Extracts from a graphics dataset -
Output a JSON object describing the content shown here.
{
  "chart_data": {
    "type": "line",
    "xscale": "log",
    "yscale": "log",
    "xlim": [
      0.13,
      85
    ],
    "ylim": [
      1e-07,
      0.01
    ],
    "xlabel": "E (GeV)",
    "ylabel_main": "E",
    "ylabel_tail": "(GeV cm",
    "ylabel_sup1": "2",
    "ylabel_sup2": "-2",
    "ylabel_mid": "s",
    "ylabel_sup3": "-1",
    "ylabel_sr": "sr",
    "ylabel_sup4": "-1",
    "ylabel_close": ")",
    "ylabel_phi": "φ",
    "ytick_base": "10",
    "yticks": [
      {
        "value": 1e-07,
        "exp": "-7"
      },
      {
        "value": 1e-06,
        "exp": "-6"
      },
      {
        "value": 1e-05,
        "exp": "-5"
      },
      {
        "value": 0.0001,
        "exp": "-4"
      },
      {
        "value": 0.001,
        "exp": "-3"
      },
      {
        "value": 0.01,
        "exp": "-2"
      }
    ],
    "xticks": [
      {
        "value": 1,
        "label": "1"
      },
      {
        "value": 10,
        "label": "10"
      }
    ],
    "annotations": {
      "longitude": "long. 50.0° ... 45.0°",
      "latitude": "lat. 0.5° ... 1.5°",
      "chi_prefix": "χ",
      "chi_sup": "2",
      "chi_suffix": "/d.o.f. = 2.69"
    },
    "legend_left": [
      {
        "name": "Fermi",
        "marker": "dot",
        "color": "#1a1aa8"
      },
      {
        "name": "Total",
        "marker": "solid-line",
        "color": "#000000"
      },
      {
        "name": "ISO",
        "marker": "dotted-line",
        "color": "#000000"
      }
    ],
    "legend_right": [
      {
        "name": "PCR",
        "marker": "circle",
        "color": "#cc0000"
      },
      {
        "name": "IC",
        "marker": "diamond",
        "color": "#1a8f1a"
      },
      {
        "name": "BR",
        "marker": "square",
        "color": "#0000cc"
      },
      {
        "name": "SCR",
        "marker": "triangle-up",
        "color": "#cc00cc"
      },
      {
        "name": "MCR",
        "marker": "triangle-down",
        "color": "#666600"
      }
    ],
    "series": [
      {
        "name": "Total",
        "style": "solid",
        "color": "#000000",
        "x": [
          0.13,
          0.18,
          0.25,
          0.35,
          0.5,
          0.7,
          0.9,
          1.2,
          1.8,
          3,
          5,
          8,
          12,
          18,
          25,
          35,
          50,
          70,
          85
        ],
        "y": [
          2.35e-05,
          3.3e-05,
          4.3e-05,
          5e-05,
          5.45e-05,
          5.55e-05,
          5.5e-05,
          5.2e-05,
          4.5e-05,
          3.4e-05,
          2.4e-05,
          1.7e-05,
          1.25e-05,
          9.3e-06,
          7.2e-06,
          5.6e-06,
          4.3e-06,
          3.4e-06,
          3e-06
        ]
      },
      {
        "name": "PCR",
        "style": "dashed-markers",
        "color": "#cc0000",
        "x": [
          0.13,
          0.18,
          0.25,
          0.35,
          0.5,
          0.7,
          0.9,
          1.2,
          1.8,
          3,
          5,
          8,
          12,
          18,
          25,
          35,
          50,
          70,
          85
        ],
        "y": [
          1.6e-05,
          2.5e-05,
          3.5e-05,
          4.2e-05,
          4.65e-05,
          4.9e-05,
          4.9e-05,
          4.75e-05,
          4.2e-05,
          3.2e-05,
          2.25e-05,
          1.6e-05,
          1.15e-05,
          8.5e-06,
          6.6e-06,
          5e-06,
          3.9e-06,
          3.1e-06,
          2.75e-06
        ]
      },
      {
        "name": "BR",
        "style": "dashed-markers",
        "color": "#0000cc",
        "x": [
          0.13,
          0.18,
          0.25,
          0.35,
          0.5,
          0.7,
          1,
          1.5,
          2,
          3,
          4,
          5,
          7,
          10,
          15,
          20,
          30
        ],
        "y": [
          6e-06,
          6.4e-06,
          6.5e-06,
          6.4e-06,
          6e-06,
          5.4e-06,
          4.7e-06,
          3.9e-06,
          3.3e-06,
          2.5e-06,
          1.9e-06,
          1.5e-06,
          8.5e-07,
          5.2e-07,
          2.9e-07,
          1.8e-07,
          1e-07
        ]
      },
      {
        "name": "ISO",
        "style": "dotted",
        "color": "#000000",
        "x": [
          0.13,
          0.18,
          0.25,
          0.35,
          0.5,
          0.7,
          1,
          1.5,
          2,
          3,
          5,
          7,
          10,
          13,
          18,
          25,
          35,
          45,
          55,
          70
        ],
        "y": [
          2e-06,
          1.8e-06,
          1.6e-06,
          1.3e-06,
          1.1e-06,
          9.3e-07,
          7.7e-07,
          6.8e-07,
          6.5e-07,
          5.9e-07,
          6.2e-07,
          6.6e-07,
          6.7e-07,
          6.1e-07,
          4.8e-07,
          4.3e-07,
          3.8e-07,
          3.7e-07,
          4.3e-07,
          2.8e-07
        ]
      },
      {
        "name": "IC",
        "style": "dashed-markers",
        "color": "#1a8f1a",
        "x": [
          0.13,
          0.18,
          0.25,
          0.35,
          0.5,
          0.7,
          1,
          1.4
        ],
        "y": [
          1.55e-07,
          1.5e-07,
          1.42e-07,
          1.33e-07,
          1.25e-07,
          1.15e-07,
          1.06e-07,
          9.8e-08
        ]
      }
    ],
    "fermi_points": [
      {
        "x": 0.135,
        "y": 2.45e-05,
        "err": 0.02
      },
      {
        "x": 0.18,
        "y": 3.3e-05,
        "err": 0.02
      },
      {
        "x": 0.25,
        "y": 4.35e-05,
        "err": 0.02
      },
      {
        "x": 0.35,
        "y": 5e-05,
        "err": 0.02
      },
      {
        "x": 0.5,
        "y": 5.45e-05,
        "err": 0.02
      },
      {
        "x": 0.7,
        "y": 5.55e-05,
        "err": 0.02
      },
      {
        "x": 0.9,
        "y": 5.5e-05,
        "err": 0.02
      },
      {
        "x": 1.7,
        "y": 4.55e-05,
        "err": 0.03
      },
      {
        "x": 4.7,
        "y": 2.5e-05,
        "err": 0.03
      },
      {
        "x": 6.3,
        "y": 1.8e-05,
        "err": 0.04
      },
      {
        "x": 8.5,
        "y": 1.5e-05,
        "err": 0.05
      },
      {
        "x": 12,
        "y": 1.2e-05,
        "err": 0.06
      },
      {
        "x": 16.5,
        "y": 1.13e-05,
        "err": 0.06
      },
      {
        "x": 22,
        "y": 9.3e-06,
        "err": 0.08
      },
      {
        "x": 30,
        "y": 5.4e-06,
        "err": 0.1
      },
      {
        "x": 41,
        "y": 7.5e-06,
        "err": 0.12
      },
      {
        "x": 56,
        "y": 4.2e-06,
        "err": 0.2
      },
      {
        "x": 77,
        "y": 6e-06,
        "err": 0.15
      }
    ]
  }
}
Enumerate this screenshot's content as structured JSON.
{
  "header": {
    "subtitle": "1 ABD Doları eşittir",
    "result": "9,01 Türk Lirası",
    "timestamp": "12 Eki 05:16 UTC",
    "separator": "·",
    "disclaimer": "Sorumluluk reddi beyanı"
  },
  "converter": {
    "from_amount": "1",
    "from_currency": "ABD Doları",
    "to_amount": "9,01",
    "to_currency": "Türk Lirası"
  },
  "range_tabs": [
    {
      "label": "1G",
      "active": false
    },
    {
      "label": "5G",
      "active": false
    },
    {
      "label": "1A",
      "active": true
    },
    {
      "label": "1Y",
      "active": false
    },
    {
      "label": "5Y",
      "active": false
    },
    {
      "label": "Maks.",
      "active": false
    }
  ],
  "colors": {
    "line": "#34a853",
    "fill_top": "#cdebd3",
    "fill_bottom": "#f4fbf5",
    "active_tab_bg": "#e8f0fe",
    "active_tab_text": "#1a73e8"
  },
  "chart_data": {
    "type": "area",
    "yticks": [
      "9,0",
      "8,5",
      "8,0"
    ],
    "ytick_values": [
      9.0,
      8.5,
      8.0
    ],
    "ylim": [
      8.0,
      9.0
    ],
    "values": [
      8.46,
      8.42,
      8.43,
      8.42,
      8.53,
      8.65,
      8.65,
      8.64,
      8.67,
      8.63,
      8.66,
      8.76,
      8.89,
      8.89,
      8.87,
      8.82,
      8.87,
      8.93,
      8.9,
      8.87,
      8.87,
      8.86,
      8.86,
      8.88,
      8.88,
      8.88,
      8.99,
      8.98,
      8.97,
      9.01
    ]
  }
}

Exercise details - Your task is to collect every line above that contains the word "Türk".

Result of this exercise -
    "result": "9,01 Türk Lirası",
    "to_currency": "Türk Lirası"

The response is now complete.